* Problem description
Copy out each line of the listing that has the word "species" in it.
------
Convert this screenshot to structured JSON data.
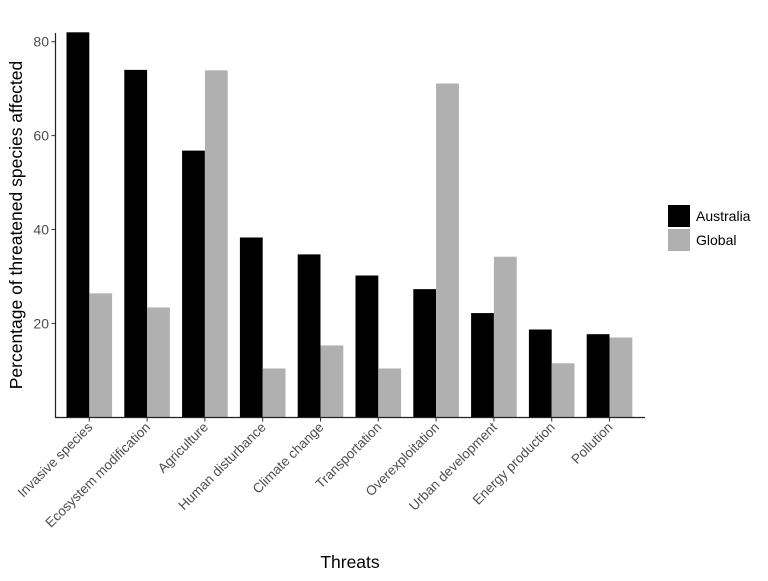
{
  "chart_data": {
    "type": "bar",
    "title": "",
    "xlabel": "Threats",
    "ylabel": "Percentage of threatened species affected",
    "categories": [
      "Invasive species",
      "Ecosystem modification",
      "Agriculture",
      "Human disturbance",
      "Climate change",
      "Transportation",
      "Overexploitation",
      "Urban development",
      "Energy production",
      "Pollution"
    ],
    "series": [
      {
        "name": "Australia",
        "color": "#000000",
        "values": [
          82,
          74,
          56.8,
          38.3,
          34.7,
          30.2,
          27.3,
          22.2,
          18.7,
          17.7
        ]
      },
      {
        "name": "Global",
        "color": "#b0b0b0",
        "values": [
          26.4,
          23.4,
          73.9,
          10.4,
          15.3,
          10.4,
          71.1,
          34.2,
          11.5,
          17.0
        ]
      }
    ],
    "yticks": [
      20,
      40,
      60,
      80
    ],
    "ylim": [
      0,
      82
    ],
    "grid": false,
    "legend_position": "right"
  }
}
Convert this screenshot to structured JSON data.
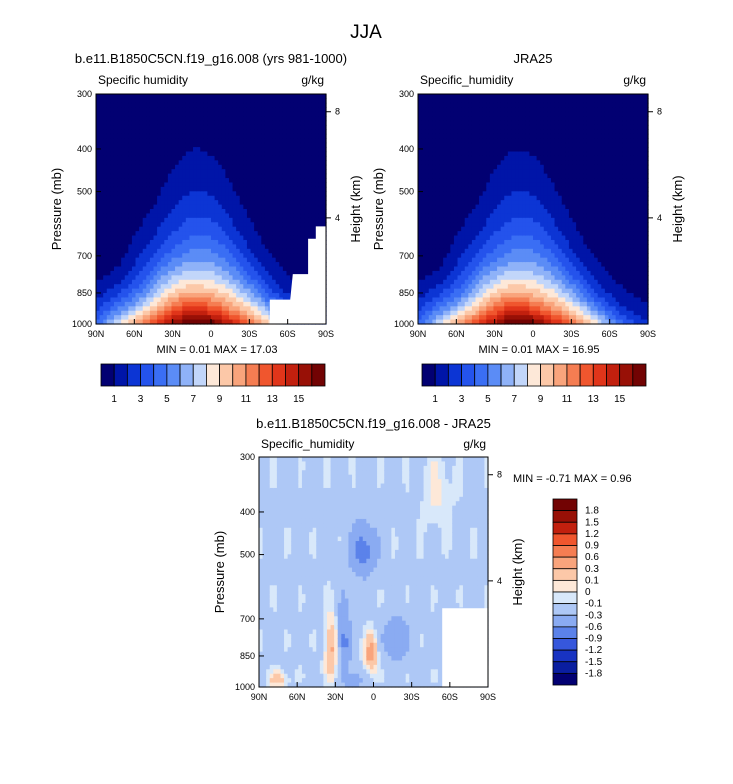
{
  "figure_title": "JJA",
  "chart_data": [
    {
      "type": "heatmap",
      "title": "b.e11.B1850C5CN.f19_g16.008 (yrs 981-1000)",
      "left_label": "Specific humidity",
      "units": "g/kg",
      "xlabel": "",
      "ylabel": "Pressure (mb)",
      "ylabel_right": "Height (km)",
      "x_ticks": [
        "90N",
        "60N",
        "30N",
        "0",
        "30S",
        "60S",
        "90S"
      ],
      "x_tick_values": [
        90,
        60,
        30,
        0,
        -30,
        -60,
        -90
      ],
      "xlim": [
        90,
        -90
      ],
      "y_ticks": [
        "300",
        "400",
        "500",
        "700",
        "850",
        "1000"
      ],
      "y_tick_values": [
        300,
        400,
        500,
        700,
        850,
        1000
      ],
      "ylim": [
        1000,
        300
      ],
      "right_ticks": [
        "8",
        "4"
      ],
      "right_tick_values": [
        8,
        4
      ],
      "stats": {
        "min_label": "MIN =",
        "min": "0.01",
        "max_label": "MAX =",
        "max": "17.03"
      },
      "levels": [
        1,
        2,
        3,
        4,
        5,
        6,
        7,
        8,
        9,
        10,
        11,
        12,
        13,
        14,
        15,
        16
      ],
      "colorbar_labels": [
        "1",
        "3",
        "5",
        "7",
        "9",
        "11",
        "13",
        "15"
      ],
      "peak": 17.03,
      "peak_lat": 10,
      "masked": true
    },
    {
      "type": "heatmap",
      "title": "JRA25",
      "left_label": "Specific_humidity",
      "units": "g/kg",
      "xlabel": "",
      "ylabel": "Pressure (mb)",
      "ylabel_right": "Height (km)",
      "x_ticks": [
        "90N",
        "60N",
        "30N",
        "0",
        "30S",
        "60S",
        "90S"
      ],
      "x_tick_values": [
        90,
        60,
        30,
        0,
        -30,
        -60,
        -90
      ],
      "xlim": [
        90,
        -90
      ],
      "y_ticks": [
        "300",
        "400",
        "500",
        "700",
        "850",
        "1000"
      ],
      "y_tick_values": [
        300,
        400,
        500,
        700,
        850,
        1000
      ],
      "ylim": [
        1000,
        300
      ],
      "right_ticks": [
        "8",
        "4"
      ],
      "right_tick_values": [
        8,
        4
      ],
      "stats": {
        "min_label": "MIN =",
        "min": "0.01",
        "max_label": "MAX =",
        "max": "16.95"
      },
      "levels": [
        1,
        2,
        3,
        4,
        5,
        6,
        7,
        8,
        9,
        10,
        11,
        12,
        13,
        14,
        15,
        16
      ],
      "colorbar_labels": [
        "1",
        "3",
        "5",
        "7",
        "9",
        "11",
        "13",
        "15"
      ],
      "peak": 16.95,
      "peak_lat": 10,
      "masked": false
    },
    {
      "type": "heatmap",
      "title": "b.e11.B1850C5CN.f19_g16.008 - JRA25",
      "left_label": "Specific_humidity",
      "units": "g/kg",
      "xlabel": "",
      "ylabel": "Pressure (mb)",
      "ylabel_right": "Height (km)",
      "x_ticks": [
        "90N",
        "60N",
        "30N",
        "0",
        "30S",
        "60S",
        "90S"
      ],
      "x_tick_values": [
        90,
        60,
        30,
        0,
        -30,
        -60,
        -90
      ],
      "xlim": [
        90,
        -90
      ],
      "y_ticks": [
        "300",
        "400",
        "500",
        "700",
        "850",
        "1000"
      ],
      "y_tick_values": [
        300,
        400,
        500,
        700,
        850,
        1000
      ],
      "ylim": [
        1000,
        300
      ],
      "right_ticks": [
        "8",
        "4"
      ],
      "right_tick_values": [
        8,
        4
      ],
      "stats": {
        "min_label": "MIN =",
        "min": "-0.71",
        "max_label": "MAX =",
        "max": "0.96"
      },
      "levels": [
        -1.8,
        -1.5,
        -1.2,
        -0.9,
        -0.6,
        -0.3,
        -0.1,
        0,
        0.1,
        0.3,
        0.6,
        0.9,
        1.2,
        1.5,
        1.8
      ],
      "colorbar_labels": [
        "1.8",
        "1.5",
        "1.2",
        "0.9",
        "0.6",
        "0.3",
        "0.1",
        "0",
        "-0.1",
        "-0.3",
        "-0.6",
        "-0.9",
        "-1.2",
        "-1.5",
        "-1.8"
      ],
      "masked": true
    }
  ],
  "colors": {
    "abs": [
      "#020072",
      "#0015a8",
      "#0c35d4",
      "#2453ec",
      "#3a6ef4",
      "#5b8cf6",
      "#8fb2f8",
      "#c2d6fa",
      "#fde8d8",
      "#fcc8a8",
      "#f9a47c",
      "#f57d52",
      "#f0562e",
      "#e0351a",
      "#c2200e",
      "#981006",
      "#720303"
    ],
    "diff": [
      "#720303",
      "#981006",
      "#c2200e",
      "#f0562e",
      "#f57d52",
      "#f9a47c",
      "#fcc8a8",
      "#fde8d8",
      "#d8e8fa",
      "#aec8f6",
      "#8aabf2",
      "#5b82ea",
      "#3657dc",
      "#1833c2",
      "#0a1ea0",
      "#020072"
    ]
  }
}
------
* Output of the exercise
    "ylabel": "Percentage of threatened species affected",
      "Invasive species",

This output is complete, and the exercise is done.